== AVAILABLE DATA ==
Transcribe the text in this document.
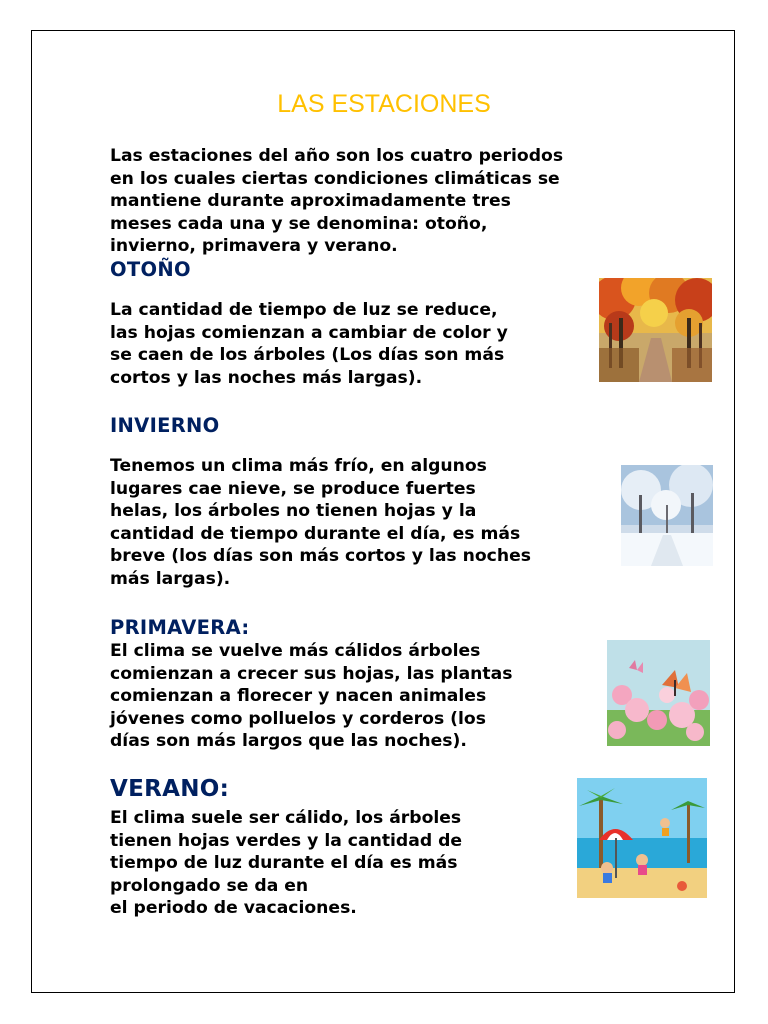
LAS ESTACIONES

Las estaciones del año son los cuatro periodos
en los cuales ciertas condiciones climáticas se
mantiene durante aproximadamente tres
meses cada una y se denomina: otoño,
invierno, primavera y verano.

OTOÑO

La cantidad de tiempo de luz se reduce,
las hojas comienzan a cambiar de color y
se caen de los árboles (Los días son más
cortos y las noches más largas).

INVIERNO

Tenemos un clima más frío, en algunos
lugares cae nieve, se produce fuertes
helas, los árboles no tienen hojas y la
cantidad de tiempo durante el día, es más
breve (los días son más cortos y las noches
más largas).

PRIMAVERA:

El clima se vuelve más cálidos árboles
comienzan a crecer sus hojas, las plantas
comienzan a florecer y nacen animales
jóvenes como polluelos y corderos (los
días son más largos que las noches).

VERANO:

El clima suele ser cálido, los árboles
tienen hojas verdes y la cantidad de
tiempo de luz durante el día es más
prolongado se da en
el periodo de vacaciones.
===
== AVAILABLE DATA ==
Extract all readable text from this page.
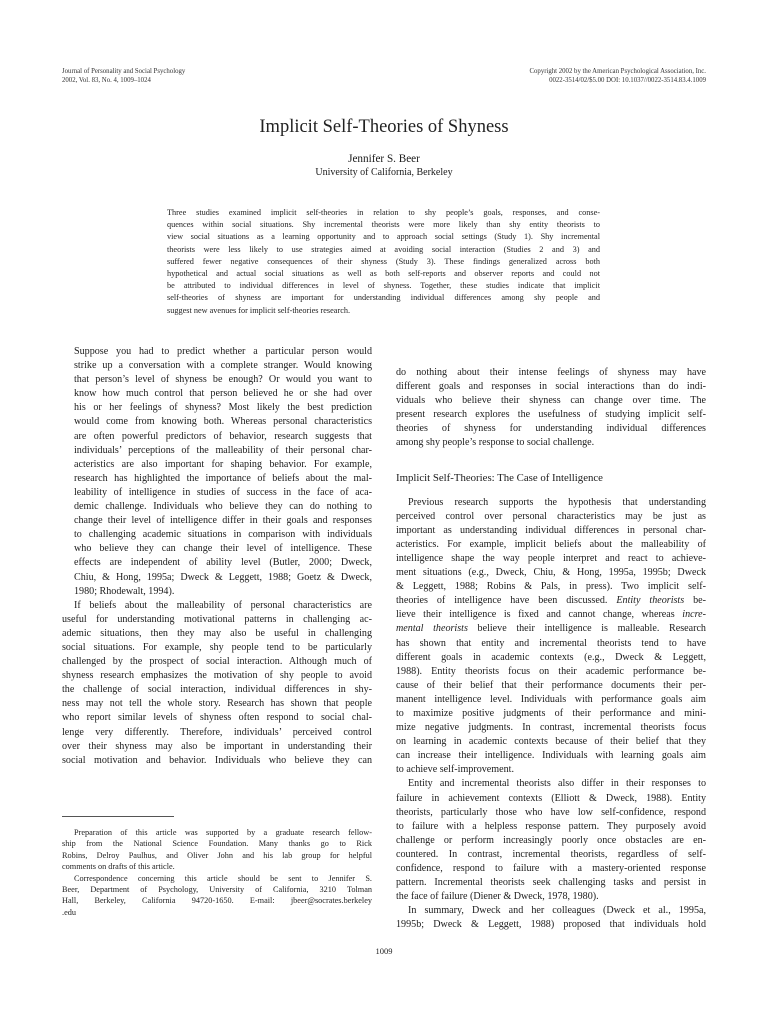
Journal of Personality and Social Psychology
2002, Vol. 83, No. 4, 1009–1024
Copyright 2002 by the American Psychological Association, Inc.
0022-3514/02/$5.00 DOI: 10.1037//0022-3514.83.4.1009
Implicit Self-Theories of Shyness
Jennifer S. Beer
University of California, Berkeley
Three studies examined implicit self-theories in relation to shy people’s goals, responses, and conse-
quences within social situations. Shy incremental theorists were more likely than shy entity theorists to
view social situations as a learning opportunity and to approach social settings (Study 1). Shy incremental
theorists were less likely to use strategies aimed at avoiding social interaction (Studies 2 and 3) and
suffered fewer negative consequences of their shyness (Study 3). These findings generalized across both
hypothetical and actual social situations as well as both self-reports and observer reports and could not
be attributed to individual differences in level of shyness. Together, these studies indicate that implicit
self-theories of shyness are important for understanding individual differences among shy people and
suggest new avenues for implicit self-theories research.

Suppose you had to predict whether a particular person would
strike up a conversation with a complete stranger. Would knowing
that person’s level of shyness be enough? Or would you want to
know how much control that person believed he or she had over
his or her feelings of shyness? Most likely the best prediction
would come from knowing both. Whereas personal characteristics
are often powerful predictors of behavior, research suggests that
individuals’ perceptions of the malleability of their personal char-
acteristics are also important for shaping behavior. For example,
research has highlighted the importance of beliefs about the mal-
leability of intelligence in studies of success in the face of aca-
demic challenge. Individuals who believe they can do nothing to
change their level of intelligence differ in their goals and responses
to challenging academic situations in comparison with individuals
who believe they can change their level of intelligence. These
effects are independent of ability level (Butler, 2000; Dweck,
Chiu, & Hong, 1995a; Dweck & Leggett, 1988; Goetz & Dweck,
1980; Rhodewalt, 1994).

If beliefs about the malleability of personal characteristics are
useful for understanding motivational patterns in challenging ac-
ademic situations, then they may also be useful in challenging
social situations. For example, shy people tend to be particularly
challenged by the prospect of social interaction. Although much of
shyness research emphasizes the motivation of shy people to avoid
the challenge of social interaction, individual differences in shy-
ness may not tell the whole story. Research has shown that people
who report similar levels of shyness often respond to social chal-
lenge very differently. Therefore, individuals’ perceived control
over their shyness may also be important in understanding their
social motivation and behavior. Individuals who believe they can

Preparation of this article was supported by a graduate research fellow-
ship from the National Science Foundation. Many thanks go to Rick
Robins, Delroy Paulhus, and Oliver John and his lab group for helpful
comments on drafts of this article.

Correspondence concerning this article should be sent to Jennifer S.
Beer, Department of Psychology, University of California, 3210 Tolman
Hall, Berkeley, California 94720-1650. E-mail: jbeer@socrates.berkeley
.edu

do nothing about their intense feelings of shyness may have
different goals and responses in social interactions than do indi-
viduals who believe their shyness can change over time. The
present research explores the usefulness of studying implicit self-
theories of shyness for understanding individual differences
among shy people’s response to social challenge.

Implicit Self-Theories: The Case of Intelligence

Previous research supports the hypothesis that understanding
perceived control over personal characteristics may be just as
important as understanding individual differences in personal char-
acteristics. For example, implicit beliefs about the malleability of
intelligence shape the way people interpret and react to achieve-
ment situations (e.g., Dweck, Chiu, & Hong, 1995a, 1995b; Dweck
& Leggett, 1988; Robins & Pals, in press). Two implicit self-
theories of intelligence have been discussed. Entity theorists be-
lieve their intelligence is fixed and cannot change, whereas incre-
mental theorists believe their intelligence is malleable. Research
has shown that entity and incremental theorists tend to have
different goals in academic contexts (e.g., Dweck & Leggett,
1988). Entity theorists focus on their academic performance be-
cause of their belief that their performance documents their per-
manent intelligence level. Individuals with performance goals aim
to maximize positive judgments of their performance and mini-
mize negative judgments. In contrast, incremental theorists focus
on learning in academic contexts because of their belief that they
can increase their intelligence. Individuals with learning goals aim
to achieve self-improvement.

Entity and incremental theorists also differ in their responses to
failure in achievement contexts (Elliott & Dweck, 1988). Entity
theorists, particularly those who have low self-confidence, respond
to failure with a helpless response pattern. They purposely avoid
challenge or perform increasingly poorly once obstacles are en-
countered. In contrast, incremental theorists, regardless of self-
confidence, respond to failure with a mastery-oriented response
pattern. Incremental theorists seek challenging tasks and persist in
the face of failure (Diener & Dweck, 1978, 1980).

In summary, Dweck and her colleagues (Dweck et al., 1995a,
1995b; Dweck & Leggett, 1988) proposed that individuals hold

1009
===
== AVAILABLE DATA ==
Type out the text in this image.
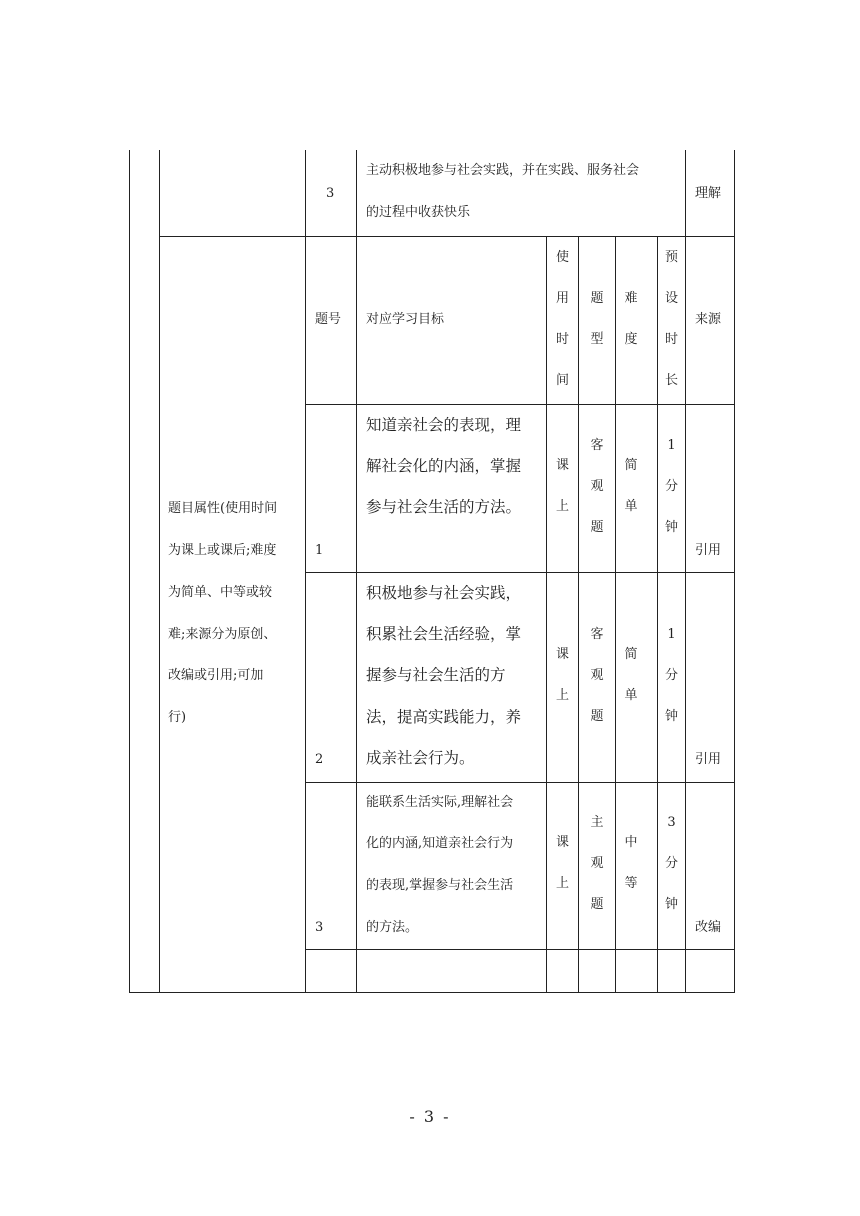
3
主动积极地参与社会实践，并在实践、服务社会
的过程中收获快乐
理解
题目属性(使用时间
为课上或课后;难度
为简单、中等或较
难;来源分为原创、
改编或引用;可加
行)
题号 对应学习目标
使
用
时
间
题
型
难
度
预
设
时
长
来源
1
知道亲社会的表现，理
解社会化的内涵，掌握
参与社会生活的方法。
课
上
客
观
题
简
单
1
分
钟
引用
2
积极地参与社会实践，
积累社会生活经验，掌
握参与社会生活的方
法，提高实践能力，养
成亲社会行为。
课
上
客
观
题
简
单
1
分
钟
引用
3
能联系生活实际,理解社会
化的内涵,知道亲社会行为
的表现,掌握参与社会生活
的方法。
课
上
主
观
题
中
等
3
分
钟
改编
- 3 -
===
● **PROBLEM DESCRIPTION**
Gather up every line from the listing above in which the word "also" occurs.

● **OUTPUT BELOW**
acteristics are also important for shaping behavior. For example,
ademic situations, then they may also be useful in challenging
over their shyness may also be important in understanding their
Entity and incremental theorists also differ in their responses to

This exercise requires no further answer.